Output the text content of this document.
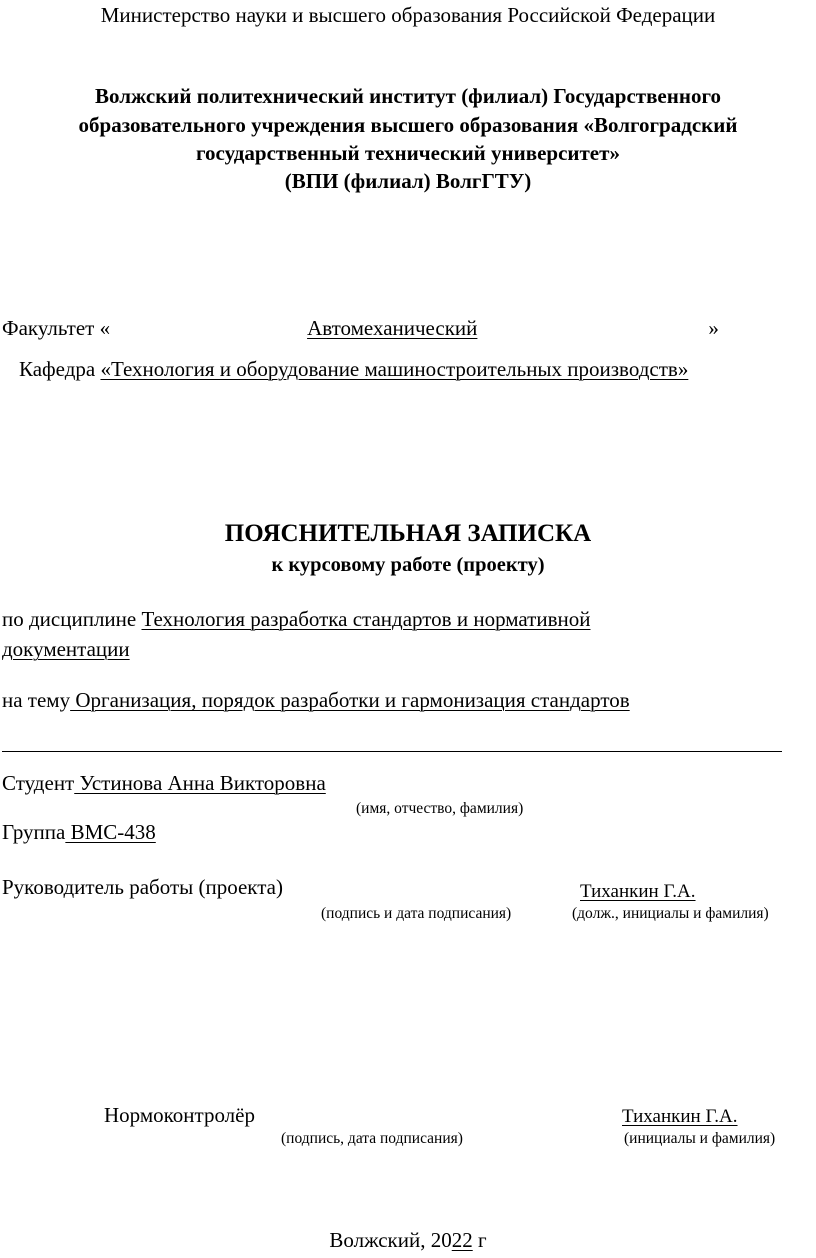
Министерство науки и высшего образования Российской Федерации
Волжский политехнический институт (филиал) Государственного
образовательного учреждения высшего образования «Волгоградский
государственный технический университет»
(ВПИ (филиал) ВолгГТУ)
Факультет «	Автомеханический	»
Кафедра «Технология и оборудование машиностроительных производств»
ПОЯСНИТЕЛЬНАЯ ЗАПИСКА
к курсовому работе (проекту)
по дисциплине Технология разработка стандартов и нормативной
документации
на тему Организация, порядок разработки и гармонизация стандартов
Студент Устинова Анна Викторовна
(имя, отчество, фамилия)
Группа ВМС-438
Руководитель работы (проекта)	Тиханкин Г.А.
(подпись и дата подписания)	(долж., инициалы и фамилия)
Нормоконтролёр	Тиханкин Г.А.
(подпись, дата подписания)	(инициалы и фамилия)
Волжский, 2022 г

____

**PROMPT**
Across all the entries, count the lines that contain the word "филиал" and give the number by itself.

**RESPONSE TO THIS TASK**
2